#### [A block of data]
══════════════════════════════
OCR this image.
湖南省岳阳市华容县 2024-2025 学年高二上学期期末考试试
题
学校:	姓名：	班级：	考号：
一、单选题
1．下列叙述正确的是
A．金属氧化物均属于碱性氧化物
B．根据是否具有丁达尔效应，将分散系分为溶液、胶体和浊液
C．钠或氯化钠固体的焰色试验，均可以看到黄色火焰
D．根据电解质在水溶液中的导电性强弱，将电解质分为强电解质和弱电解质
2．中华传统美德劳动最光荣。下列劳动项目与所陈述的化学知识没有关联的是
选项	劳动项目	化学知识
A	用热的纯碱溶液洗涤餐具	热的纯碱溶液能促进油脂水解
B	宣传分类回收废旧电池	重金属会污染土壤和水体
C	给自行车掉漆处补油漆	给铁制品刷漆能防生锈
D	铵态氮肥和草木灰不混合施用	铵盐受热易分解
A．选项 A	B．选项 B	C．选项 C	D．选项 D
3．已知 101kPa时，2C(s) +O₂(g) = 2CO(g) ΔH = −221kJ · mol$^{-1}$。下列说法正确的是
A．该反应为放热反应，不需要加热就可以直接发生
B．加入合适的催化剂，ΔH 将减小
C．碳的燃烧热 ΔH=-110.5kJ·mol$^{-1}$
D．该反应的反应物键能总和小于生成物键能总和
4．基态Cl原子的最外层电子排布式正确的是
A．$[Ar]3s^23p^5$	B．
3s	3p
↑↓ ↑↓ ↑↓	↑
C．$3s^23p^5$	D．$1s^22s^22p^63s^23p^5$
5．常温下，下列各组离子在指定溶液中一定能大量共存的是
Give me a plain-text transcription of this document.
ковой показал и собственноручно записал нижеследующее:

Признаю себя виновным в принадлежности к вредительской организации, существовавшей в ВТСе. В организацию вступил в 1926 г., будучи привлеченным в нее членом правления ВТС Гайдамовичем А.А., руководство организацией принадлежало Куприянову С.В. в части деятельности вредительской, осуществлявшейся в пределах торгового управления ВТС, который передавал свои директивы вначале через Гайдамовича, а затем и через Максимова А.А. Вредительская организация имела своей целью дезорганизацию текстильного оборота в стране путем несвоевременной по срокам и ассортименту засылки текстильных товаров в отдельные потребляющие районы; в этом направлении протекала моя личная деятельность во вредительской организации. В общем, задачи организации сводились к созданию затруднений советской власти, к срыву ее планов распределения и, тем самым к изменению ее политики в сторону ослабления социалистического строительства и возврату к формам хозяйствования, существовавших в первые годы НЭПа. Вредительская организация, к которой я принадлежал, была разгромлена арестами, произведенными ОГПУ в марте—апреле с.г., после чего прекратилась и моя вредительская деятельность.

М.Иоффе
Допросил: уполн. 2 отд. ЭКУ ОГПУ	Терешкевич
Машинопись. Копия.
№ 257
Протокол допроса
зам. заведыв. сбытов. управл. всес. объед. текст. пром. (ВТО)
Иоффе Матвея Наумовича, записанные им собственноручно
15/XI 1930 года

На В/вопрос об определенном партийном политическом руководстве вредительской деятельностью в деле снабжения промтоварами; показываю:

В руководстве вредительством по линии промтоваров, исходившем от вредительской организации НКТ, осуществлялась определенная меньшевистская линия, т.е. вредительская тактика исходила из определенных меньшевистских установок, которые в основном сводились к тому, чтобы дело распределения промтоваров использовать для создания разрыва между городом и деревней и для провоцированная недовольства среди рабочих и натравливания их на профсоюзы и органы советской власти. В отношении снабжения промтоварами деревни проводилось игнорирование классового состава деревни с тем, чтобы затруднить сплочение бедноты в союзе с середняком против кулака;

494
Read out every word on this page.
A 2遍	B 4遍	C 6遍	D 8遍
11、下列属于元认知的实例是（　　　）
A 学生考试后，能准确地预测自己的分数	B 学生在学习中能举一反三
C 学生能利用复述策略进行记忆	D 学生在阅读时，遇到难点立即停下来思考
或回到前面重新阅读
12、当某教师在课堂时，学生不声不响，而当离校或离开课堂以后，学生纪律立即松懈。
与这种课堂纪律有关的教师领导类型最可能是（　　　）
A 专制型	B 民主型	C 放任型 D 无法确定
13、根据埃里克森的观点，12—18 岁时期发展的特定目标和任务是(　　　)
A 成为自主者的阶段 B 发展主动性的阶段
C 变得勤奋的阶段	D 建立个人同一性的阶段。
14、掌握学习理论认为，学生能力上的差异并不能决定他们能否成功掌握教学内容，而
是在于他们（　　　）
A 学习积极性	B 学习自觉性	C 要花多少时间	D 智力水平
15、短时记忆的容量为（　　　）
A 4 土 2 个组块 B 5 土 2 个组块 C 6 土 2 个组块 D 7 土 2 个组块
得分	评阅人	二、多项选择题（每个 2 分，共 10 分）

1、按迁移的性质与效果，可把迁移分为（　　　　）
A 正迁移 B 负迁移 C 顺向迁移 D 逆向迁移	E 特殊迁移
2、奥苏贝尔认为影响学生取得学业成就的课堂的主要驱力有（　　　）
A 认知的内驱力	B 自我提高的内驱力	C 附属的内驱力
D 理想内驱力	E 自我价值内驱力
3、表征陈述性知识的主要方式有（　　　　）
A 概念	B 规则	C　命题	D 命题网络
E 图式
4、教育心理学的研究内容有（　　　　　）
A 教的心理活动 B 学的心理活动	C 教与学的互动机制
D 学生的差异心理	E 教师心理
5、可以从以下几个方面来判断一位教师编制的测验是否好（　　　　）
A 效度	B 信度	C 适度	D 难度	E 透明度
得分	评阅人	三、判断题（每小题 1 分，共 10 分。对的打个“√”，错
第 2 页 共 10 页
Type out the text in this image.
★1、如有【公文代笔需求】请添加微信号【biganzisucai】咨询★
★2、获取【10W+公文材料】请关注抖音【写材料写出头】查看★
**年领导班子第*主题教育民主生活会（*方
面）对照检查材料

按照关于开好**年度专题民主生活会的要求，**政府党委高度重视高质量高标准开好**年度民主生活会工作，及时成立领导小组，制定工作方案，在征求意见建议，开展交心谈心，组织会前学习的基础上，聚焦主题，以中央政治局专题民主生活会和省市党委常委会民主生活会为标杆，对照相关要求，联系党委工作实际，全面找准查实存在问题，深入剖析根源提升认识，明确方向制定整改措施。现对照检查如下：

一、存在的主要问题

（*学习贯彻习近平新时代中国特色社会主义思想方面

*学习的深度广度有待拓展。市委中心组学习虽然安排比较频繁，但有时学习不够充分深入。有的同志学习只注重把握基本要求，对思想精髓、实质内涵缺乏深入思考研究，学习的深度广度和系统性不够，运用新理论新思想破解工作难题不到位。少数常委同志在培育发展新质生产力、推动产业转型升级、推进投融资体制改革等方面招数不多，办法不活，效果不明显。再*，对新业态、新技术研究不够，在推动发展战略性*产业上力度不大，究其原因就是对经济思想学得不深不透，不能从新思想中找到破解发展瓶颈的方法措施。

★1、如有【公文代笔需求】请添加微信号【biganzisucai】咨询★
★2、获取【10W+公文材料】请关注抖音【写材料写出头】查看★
══════════════════════════════
#### [PROBLEM TO SOLVE]
Transcribe every entry exactly, omitting nothing.

#### [RESULT FOR THIS TASK]
OCR this image.
湖南省岳阳市华容县 2024-2025 学年高二上学期期末考试试
题
学校:	姓名：	班级：	考号：
一、单选题
1．下列叙述正确的是
A．金属氧化物均属于碱性氧化物
B．根据是否具有丁达尔效应，将分散系分为溶液、胶体和浊液
C．钠或氯化钠固体的焰色试验，均可以看到黄色火焰
D．根据电解质在水溶液中的导电性强弱，将电解质分为强电解质和弱电解质
2．中华传统美德劳动最光荣。下列劳动项目与所陈述的化学知识没有关联的是
选项	劳动项目	化学知识
A	用热的纯碱溶液洗涤餐具	热的纯碱溶液能促进油脂水解
B	宣传分类回收废旧电池	重金属会污染土壤和水体
C	给自行车掉漆处补油漆	给铁制品刷漆能防生锈
D	铵态氮肥和草木灰不混合施用	铵盐受热易分解
A．选项 A	B．选项 B	C．选项 C	D．选项 D
3．已知 101kPa时，2C(s) +O₂(g) = 2CO(g) ΔH = −221kJ · mol$^{-1}$。下列说法正确的是
A．该反应为放热反应，不需要加热就可以直接发生
B．加入合适的催化剂，ΔH 将减小
C．碳的燃烧热 ΔH=-110.5kJ·mol$^{-1}$
D．该反应的反应物键能总和小于生成物键能总和
4．基态Cl原子的最外层电子排布式正确的是
A．$[Ar]3s^23p^5$	B．
3s	3p
↑↓ ↑↓ ↑↓	↑
C．$3s^23p^5$	D．$1s^22s^22p^63s^23p^5$
5．常温下，下列各组离子在指定溶液中一定能大量共存的是
Give me a plain-text transcription of this document.
ковой показал и собственноручно записал нижеследующее:

Признаю себя виновным в принадлежности к вредительской организации, существовавшей в ВТСе. В организацию вступил в 1926 г., будучи привлеченным в нее членом правления ВТС Гайдамовичем А.А., руководство организацией принадлежало Куприянову С.В. в части деятельности вредительской, осуществлявшейся в пределах торгового управления ВТС, который передавал свои директивы вначале через Гайдамовича, а затем и через Максимова А.А. Вредительская организация имела своей целью дезорганизацию текстильного оборота в стране путем несвоевременной по срокам и ассортименту засылки текстильных товаров в отдельные потребляющие районы; в этом направлении протекала моя личная деятельность во вредительской организации. В общем, задачи организации сводились к созданию затруднений советской власти, к срыву ее планов распределения и, тем самым к изменению ее политики в сторону ослабления социалистического строительства и возврату к формам хозяйствования, существовавших в первые годы НЭПа. Вредительская организация, к которой я принадлежал, была разгромлена арестами, произведенными ОГПУ в марте—апреле с.г., после чего прекратилась и моя вредительская деятельность.

М.Иоффе
Допросил: уполн. 2 отд. ЭКУ ОГПУ	Терешкевич
Машинопись. Копия.
№ 257
Протокол допроса
зам. заведыв. сбытов. управл. всес. объед. текст. пром. (ВТО)
Иоффе Матвея Наумовича, записанные им собственноручно
15/XI 1930 года

На В/вопрос об определенном партийном политическом руководстве вредительской деятельностью в деле снабжения промтоварами; показываю:

В руководстве вредительством по линии промтоваров, исходившем от вредительской организации НКТ, осуществлялась определенная меньшевистская линия, т.е. вредительская тактика исходила из определенных меньшевистских установок, которые в основном сводились к тому, чтобы дело распределения промтоваров использовать для создания разрыва между городом и деревней и для провоцированная недовольства среди рабочих и натравливания их на профсоюзы и органы советской власти. В отношении снабжения промтоварами деревни проводилось игнорирование классового состава деревни с тем, чтобы затруднить сплочение бедноты в союзе с середняком против кулака;

494
Read out every word on this page.
A 2遍	B 4遍	C 6遍	D 8遍
11、下列属于元认知的实例是（　　　）
A 学生考试后，能准确地预测自己的分数	B 学生在学习中能举一反三
C 学生能利用复述策略进行记忆	D 学生在阅读时，遇到难点立即停下来思考
或回到前面重新阅读
12、当某教师在课堂时，学生不声不响，而当离校或离开课堂以后，学生纪律立即松懈。
与这种课堂纪律有关的教师领导类型最可能是（　　　）
A 专制型	B 民主型	C 放任型 D 无法确定
13、根据埃里克森的观点，12—18 岁时期发展的特定目标和任务是(　　　)
A 成为自主者的阶段 B 发展主动性的阶段
C 变得勤奋的阶段	D 建立个人同一性的阶段。
14、掌握学习理论认为，学生能力上的差异并不能决定他们能否成功掌握教学内容，而
是在于他们（　　　）
A 学习积极性	B 学习自觉性	C 要花多少时间	D 智力水平
15、短时记忆的容量为（　　　）
A 4 土 2 个组块 B 5 土 2 个组块 C 6 土 2 个组块 D 7 土 2 个组块
得分	评阅人	二、多项选择题（每个 2 分，共 10 分）

1、按迁移的性质与效果，可把迁移分为（　　　　）
A 正迁移 B 负迁移 C 顺向迁移 D 逆向迁移	E 特殊迁移
2、奥苏贝尔认为影响学生取得学业成就的课堂的主要驱力有（　　　）
A 认知的内驱力	B 自我提高的内驱力	C 附属的内驱力
D 理想内驱力	E 自我价值内驱力
3、表征陈述性知识的主要方式有（　　　　）
A 概念	B 规则	C　命题	D 命题网络
E 图式
4、教育心理学的研究内容有（　　　　　）
A 教的心理活动 B 学的心理活动	C 教与学的互动机制
D 学生的差异心理	E 教师心理
5、可以从以下几个方面来判断一位教师编制的测验是否好（　　　　）
A 效度	B 信度	C 适度	D 难度	E 透明度
得分	评阅人	三、判断题（每小题 1 分，共 10 分。对的打个“√”，错
第 2 页 共 10 页
Type out the text in this image.
★1、如有【公文代笔需求】请添加微信号【biganzisucai】咨询★
★2、获取【10W+公文材料】请关注抖音【写材料写出头】查看★
**年领导班子第*主题教育民主生活会（*方
面）对照检查材料

按照关于开好**年度专题民主生活会的要求，**政府党委高度重视高质量高标准开好**年度民主生活会工作，及时成立领导小组，制定工作方案，在征求意见建议，开展交心谈心，组织会前学习的基础上，聚焦主题，以中央政治局专题民主生活会和省市党委常委会民主生活会为标杆，对照相关要求，联系党委工作实际，全面找准查实存在问题，深入剖析根源提升认识，明确方向制定整改措施。现对照检查如下：

一、存在的主要问题

（*学习贯彻习近平新时代中国特色社会主义思想方面

*学习的深度广度有待拓展。市委中心组学习虽然安排比较频繁，但有时学习不够充分深入。有的同志学习只注重把握基本要求，对思想精髓、实质内涵缺乏深入思考研究，学习的深度广度和系统性不够，运用新理论新思想破解工作难题不到位。少数常委同志在培育发展新质生产力、推动产业转型升级、推进投融资体制改革等方面招数不多，办法不活，效果不明显。再*，对新业态、新技术研究不够，在推动发展战略性*产业上力度不大，究其原因就是对经济思想学得不深不透，不能从新思想中找到破解发展瓶颈的方法措施。

★1、如有【公文代笔需求】请添加微信号【biganzisucai】咨询★
★2、获取【10W+公文材料】请关注抖音【写材料写出头】查看★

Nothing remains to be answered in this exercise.